> [THE EXERCISE]:
Scan the entries below. List each line with "Wyoming".

━━━━━━━━━━━━━━━━━━━━

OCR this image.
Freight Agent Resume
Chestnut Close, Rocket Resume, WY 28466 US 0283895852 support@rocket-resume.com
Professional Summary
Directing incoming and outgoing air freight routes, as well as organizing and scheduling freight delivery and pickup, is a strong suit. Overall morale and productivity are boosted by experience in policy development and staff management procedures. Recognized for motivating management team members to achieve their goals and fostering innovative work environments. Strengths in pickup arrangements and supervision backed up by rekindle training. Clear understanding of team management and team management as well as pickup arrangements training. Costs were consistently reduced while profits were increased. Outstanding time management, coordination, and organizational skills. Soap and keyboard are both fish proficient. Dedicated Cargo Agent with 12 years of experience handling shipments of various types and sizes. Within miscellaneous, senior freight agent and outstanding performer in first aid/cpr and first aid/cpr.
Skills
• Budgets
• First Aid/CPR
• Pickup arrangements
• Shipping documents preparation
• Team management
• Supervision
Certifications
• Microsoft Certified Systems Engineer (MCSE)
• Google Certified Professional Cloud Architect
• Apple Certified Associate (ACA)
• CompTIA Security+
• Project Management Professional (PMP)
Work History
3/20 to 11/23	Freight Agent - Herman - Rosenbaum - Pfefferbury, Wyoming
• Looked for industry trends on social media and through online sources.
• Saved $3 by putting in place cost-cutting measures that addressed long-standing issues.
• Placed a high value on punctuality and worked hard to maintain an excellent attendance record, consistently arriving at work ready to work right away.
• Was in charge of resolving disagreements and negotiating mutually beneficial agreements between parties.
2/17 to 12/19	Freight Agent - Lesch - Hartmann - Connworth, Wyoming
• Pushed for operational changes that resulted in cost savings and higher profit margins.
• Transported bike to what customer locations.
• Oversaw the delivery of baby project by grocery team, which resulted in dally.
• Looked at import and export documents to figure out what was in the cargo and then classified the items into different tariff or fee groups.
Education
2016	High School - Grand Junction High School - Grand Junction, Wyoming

━━━━━━━━━━━━━━━━━━━━

> [ANSWER TO THE EXERCISE]:
3/20 to 11/23	Freight Agent - Herman - Rosenbaum - Pfefferbury, Wyoming
2/17 to 12/19	Freight Agent - Lesch - Hartmann - Connworth, Wyoming
2016	High School - Grand Junction High School - Grand Junction, Wyoming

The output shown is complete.